Task material:
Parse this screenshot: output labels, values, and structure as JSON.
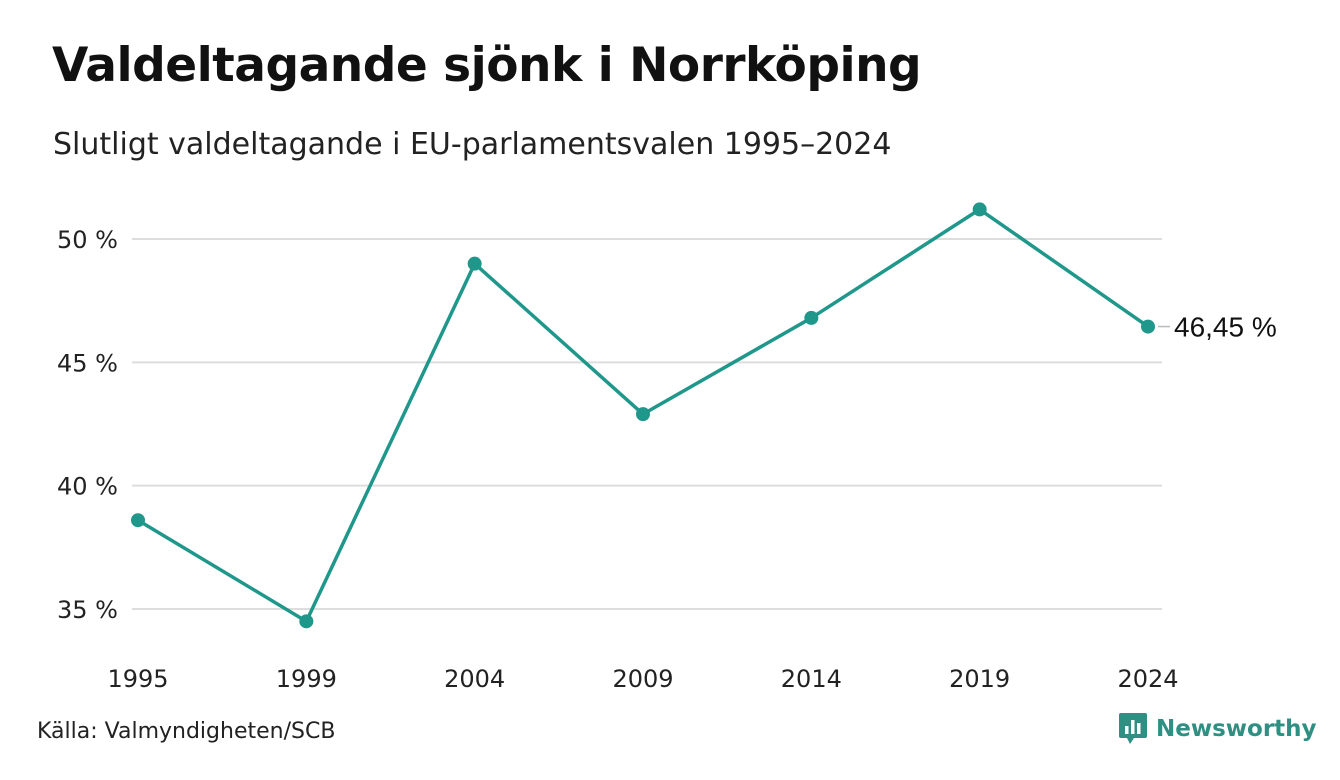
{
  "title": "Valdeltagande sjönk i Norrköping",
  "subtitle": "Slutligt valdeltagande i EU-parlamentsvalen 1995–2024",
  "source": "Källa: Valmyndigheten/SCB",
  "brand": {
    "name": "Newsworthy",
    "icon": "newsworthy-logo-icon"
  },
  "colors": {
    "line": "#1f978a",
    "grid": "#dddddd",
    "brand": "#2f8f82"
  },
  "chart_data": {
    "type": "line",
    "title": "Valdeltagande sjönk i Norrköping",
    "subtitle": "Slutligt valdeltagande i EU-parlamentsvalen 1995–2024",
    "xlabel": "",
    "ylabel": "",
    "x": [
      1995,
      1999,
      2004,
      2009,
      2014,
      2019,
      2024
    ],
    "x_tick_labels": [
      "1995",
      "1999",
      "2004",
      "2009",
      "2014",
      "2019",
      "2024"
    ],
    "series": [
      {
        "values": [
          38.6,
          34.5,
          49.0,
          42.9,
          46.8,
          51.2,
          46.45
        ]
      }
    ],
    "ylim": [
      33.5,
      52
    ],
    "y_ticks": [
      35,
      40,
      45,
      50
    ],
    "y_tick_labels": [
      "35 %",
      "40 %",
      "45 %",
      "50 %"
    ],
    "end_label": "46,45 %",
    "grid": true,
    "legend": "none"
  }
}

Exercise directions:
Which lines include "subtitle"? Copy each of them out.

Solution to this problem:
  "subtitle": "Slutligt valdeltagande i EU-parlamentsvalen 1995–2024",
    "subtitle": "Slutligt valdeltagande i EU-parlamentsvalen 1995–2024",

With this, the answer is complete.